▶ Records
>> start
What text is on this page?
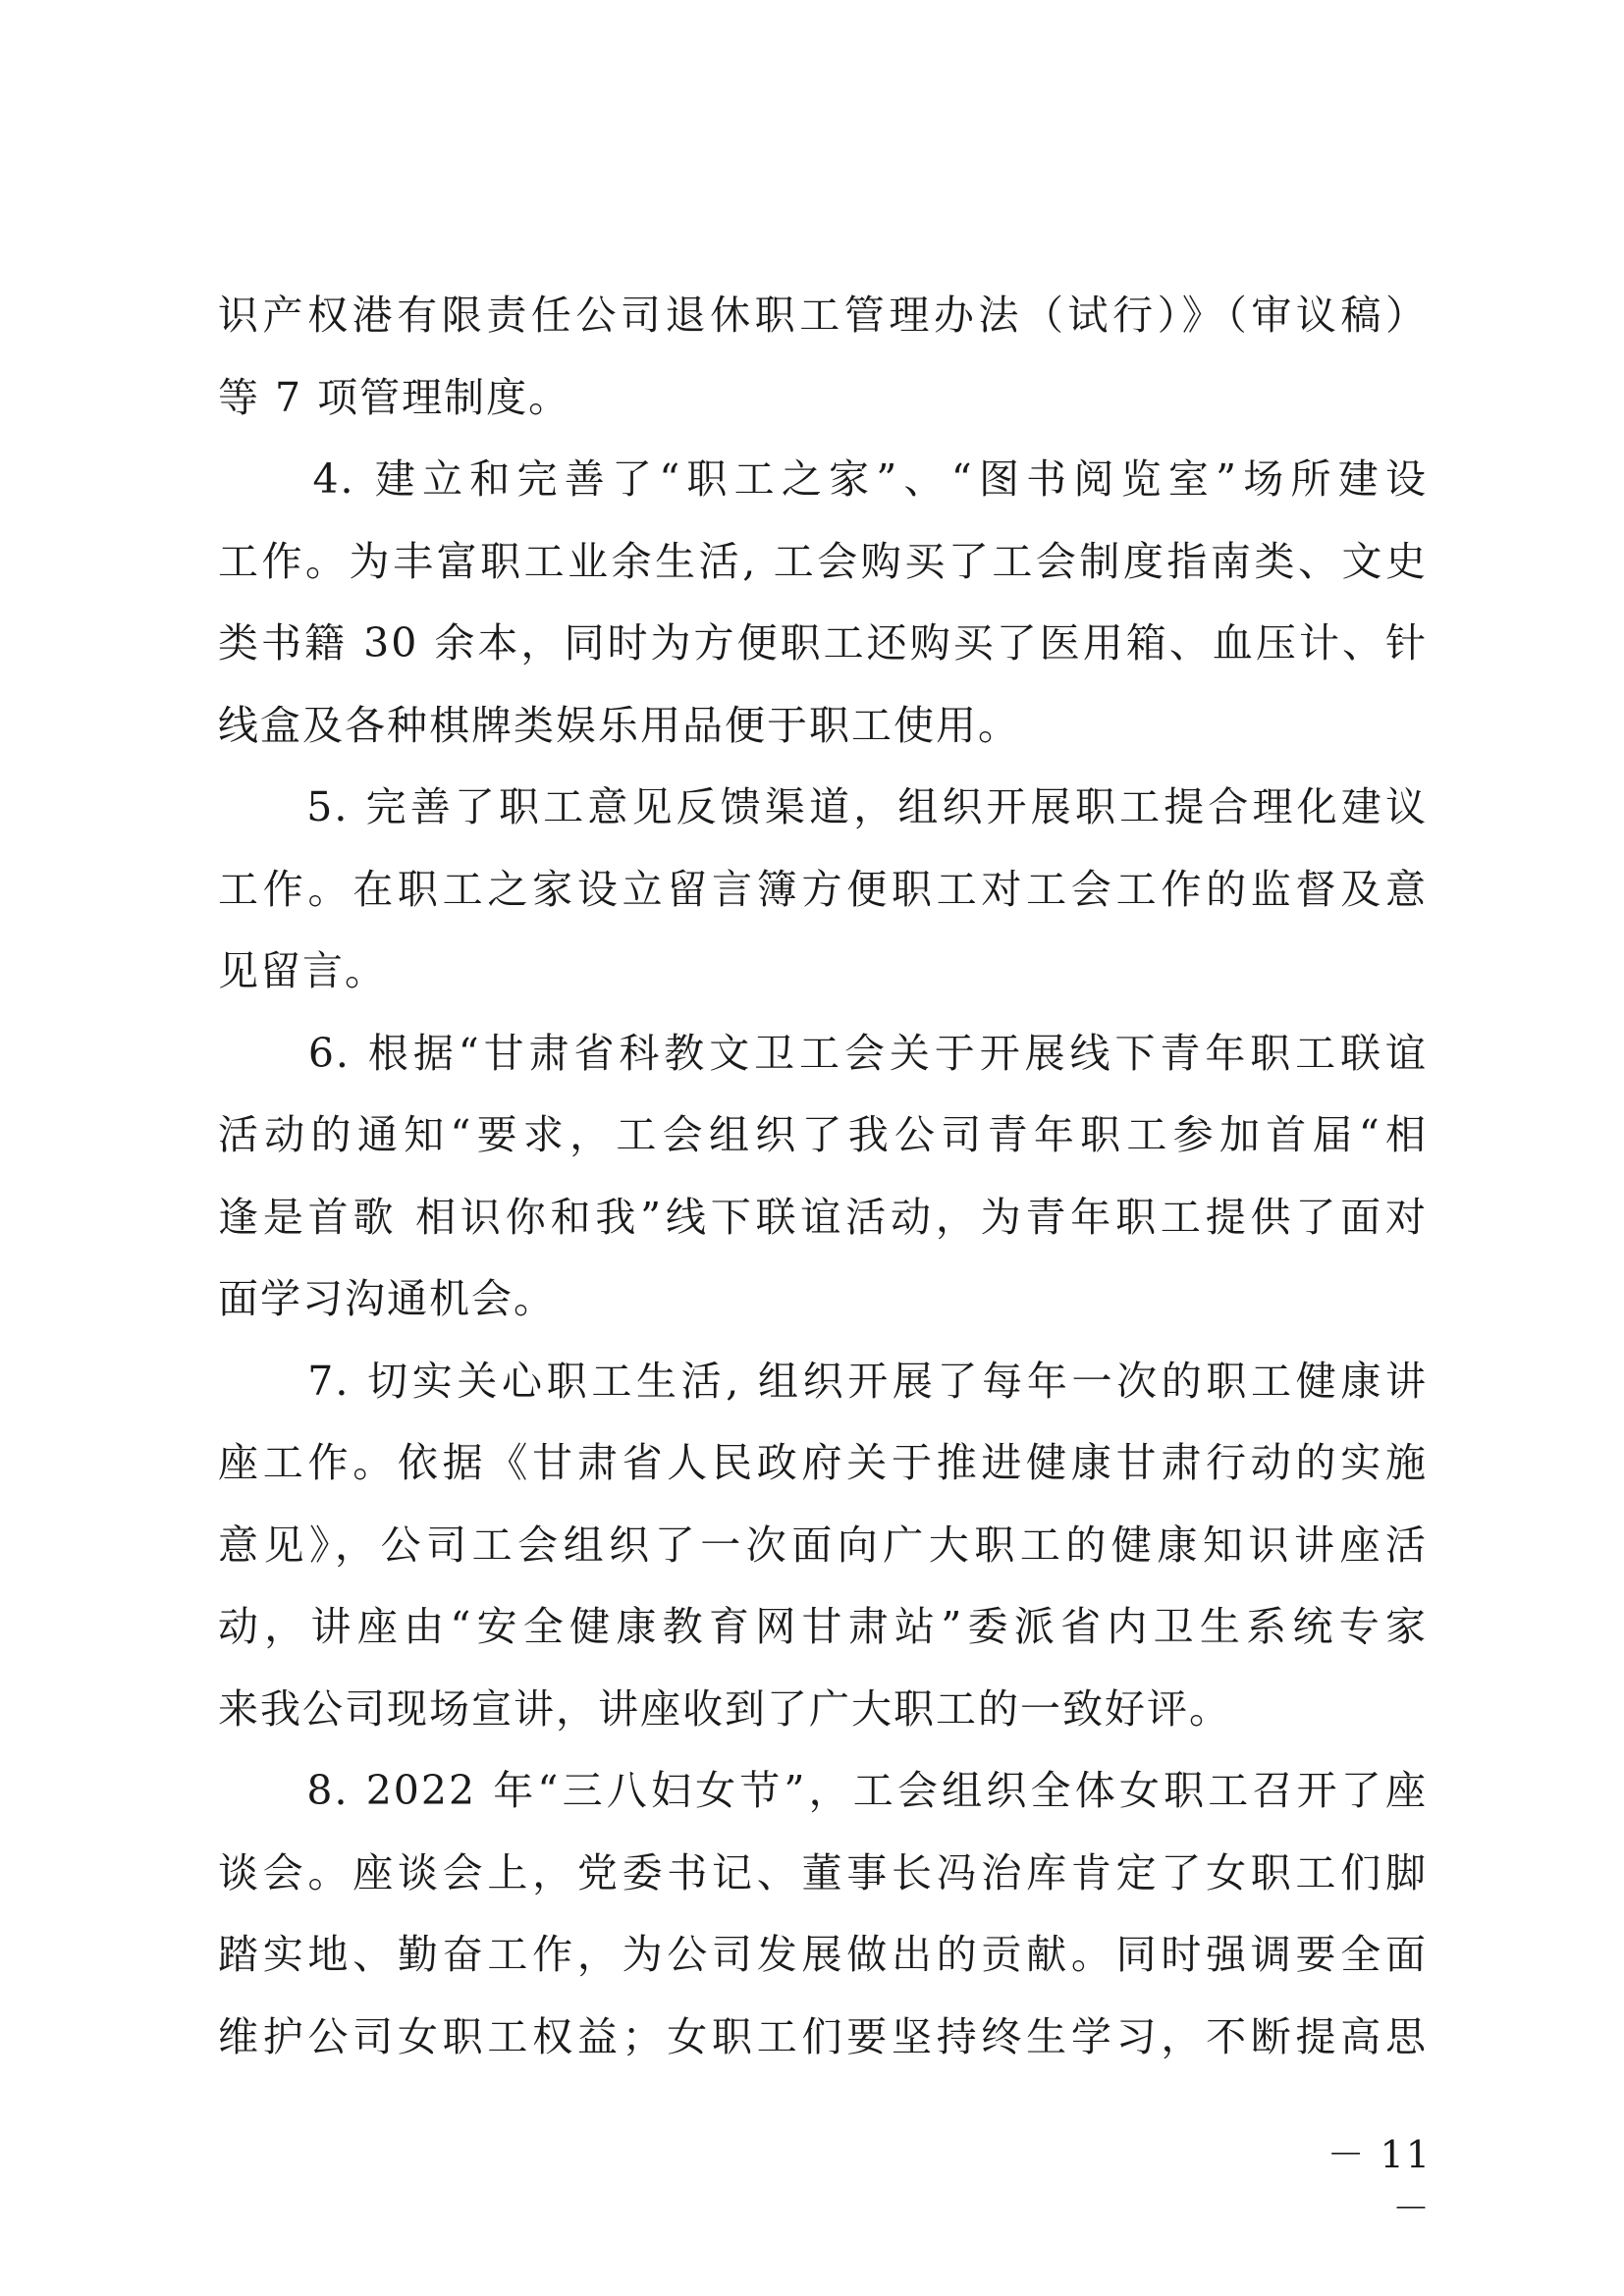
识产权港有限责任公司退休职工管理办法（试行）》（审议稿）
等 7 项管理制度。
　　4. 建立和完善了“职工之家”、“图书阅览室”场所建设
工作。为丰富职工业余生活, 工会购买了工会制度指南类、文史
类书籍 30 余本，同时为方便职工还购买了医用箱、血压计、针
线盒及各种棋牌类娱乐用品便于职工使用。
　　5. 完善了职工意见反馈渠道，组织开展职工提合理化建议
工作。在职工之家设立留言簿方便职工对工会工作的监督及意
见留言。
　　6. 根据“甘肃省科教文卫工会关于开展线下青年职工联谊
活动的通知“要求，工会组织了我公司青年职工参加首届“相
逢是首歌 相识你和我”线下联谊活动，为青年职工提供了面对
面学习沟通机会。
　　7. 切实关心职工生活, 组织开展了每年一次的职工健康讲
座工作。依据《甘肃省人民政府关于推进健康甘肃行动的实施
意见》，公司工会组织了一次面向广大职工的健康知识讲座活
动，讲座由“安全健康教育网甘肃站”委派省内卫生系统专家
来我公司现场宣讲，讲座收到了广大职工的一致好评。
　　8. 2022 年“三八妇女节”，工会组织全体女职工召开了座
谈会。座谈会上，党委书记、董事长冯治库肯定了女职工们脚
踏实地、勤奋工作，为公司发展做出的贡献。同时强调要全面
维护公司女职工权益；女职工们要坚持终生学习，不断提高思
－ 11 －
>> end
▶ WHAT THIS TASK INVOLVES
Transcribe the material exactly, keeping every word and none of the pictures.

▶ ANSWER TO THE TASK
What text is on this page?
识产权港有限责任公司退休职工管理办法（试行）》（审议稿）
等 7 项管理制度。
　　4. 建立和完善了“职工之家”、“图书阅览室”场所建设
工作。为丰富职工业余生活, 工会购买了工会制度指南类、文史
类书籍 30 余本，同时为方便职工还购买了医用箱、血压计、针
线盒及各种棋牌类娱乐用品便于职工使用。
　　5. 完善了职工意见反馈渠道，组织开展职工提合理化建议
工作。在职工之家设立留言簿方便职工对工会工作的监督及意
见留言。
　　6. 根据“甘肃省科教文卫工会关于开展线下青年职工联谊
活动的通知“要求，工会组织了我公司青年职工参加首届“相
逢是首歌 相识你和我”线下联谊活动，为青年职工提供了面对
面学习沟通机会。
　　7. 切实关心职工生活, 组织开展了每年一次的职工健康讲
座工作。依据《甘肃省人民政府关于推进健康甘肃行动的实施
意见》，公司工会组织了一次面向广大职工的健康知识讲座活
动，讲座由“安全健康教育网甘肃站”委派省内卫生系统专家
来我公司现场宣讲，讲座收到了广大职工的一致好评。
　　8. 2022 年“三八妇女节”，工会组织全体女职工召开了座
谈会。座谈会上，党委书记、董事长冯治库肯定了女职工们脚
踏实地、勤奋工作，为公司发展做出的贡献。同时强调要全面
维护公司女职工权益；女职工们要坚持终生学习，不断提高思
－ 11 －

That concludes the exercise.